Extracted records:
------------

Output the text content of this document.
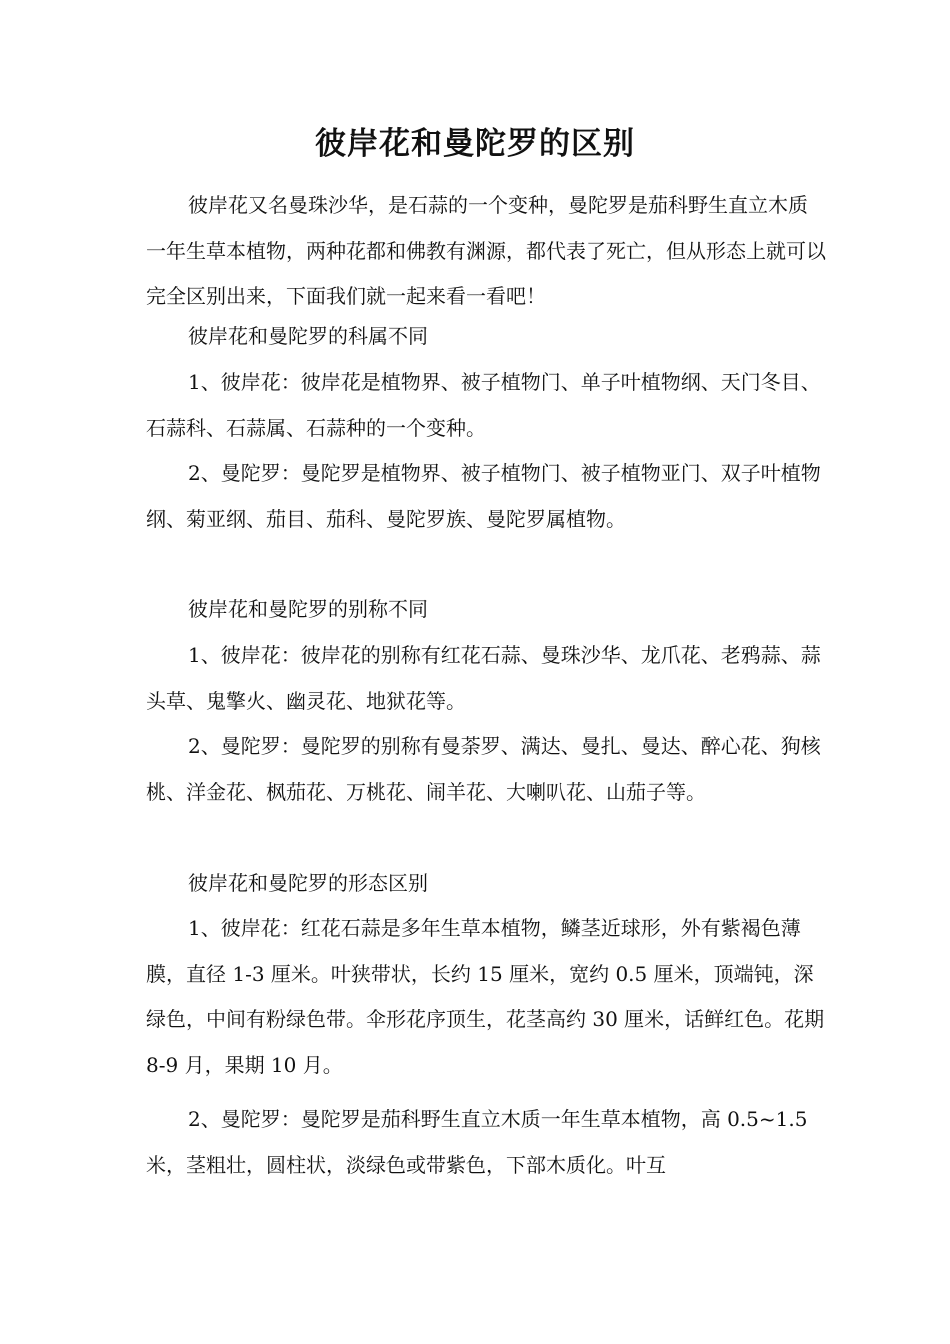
彼岸花和曼陀罗的区别

彼岸花又名曼珠沙华，是石蒜的一个变种，曼陀罗是茄科野生直立木质一年生草本植物，两种花都和佛教有渊源，都代表了死亡，但从形态上就可以完全区别出来，下面我们就一起来看一看吧！

彼岸花和曼陀罗的科属不同

1、彼岸花：彼岸花是植物界、被子植物门、单子叶植物纲、天门冬目、石蒜科、石蒜属、石蒜种的一个变种。

2、曼陀罗：曼陀罗是植物界、被子植物门、被子植物亚门、双子叶植物纲、菊亚纲、茄目、茄科、曼陀罗族、曼陀罗属植物。

彼岸花和曼陀罗的别称不同

1、彼岸花：彼岸花的别称有红花石蒜、曼珠沙华、龙爪花、老鸦蒜、蒜头草、鬼擎火、幽灵花、地狱花等。

2、曼陀罗：曼陀罗的别称有曼荼罗、满达、曼扎、曼达、醉心花、狗核桃、洋金花、枫茄花、万桃花、闹羊花、大喇叭花、山茄子等。

彼岸花和曼陀罗的形态区别

1、彼岸花：红花石蒜是多年生草本植物，鳞茎近球形，外有紫褐色薄膜，直径 1-3 厘米。叶狭带状，长约 15 厘米，宽约 0.5 厘米，顶端钝，深绿色，中间有粉绿色带。伞形花序顶生，花茎高约 30 厘米，话鲜红色。花期 8-9 月，果期 10 月。

2、曼陀罗：曼陀罗是茄科野生直立木质一年生草本植物，高 0.5~1.5 米，茎粗壮，圆柱状，淡绿色或带紫色，下部木质化。叶互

------------

» Given problem
Omit the pictures. Transcribe every record exactly.

» Exercise response
Output the text content of this document.
彼岸花和曼陀罗的区别

彼岸花又名曼珠沙华，是石蒜的一个变种，曼陀罗是茄科野生直立木质一年生草本植物，两种花都和佛教有渊源，都代表了死亡，但从形态上就可以完全区别出来，下面我们就一起来看一看吧！

彼岸花和曼陀罗的科属不同

1、彼岸花：彼岸花是植物界、被子植物门、单子叶植物纲、天门冬目、石蒜科、石蒜属、石蒜种的一个变种。

2、曼陀罗：曼陀罗是植物界、被子植物门、被子植物亚门、双子叶植物纲、菊亚纲、茄目、茄科、曼陀罗族、曼陀罗属植物。

彼岸花和曼陀罗的别称不同

1、彼岸花：彼岸花的别称有红花石蒜、曼珠沙华、龙爪花、老鸦蒜、蒜头草、鬼擎火、幽灵花、地狱花等。

2、曼陀罗：曼陀罗的别称有曼荼罗、满达、曼扎、曼达、醉心花、狗核桃、洋金花、枫茄花、万桃花、闹羊花、大喇叭花、山茄子等。

彼岸花和曼陀罗的形态区别

1、彼岸花：红花石蒜是多年生草本植物，鳞茎近球形，外有紫褐色薄膜，直径 1-3 厘米。叶狭带状，长约 15 厘米，宽约 0.5 厘米，顶端钝，深绿色，中间有粉绿色带。伞形花序顶生，花茎高约 30 厘米，话鲜红色。花期 8-9 月，果期 10 月。

2、曼陀罗：曼陀罗是茄科野生直立木质一年生草本植物，高 0.5~1.5 米，茎粗壮，圆柱状，淡绿色或带紫色，下部木质化。叶互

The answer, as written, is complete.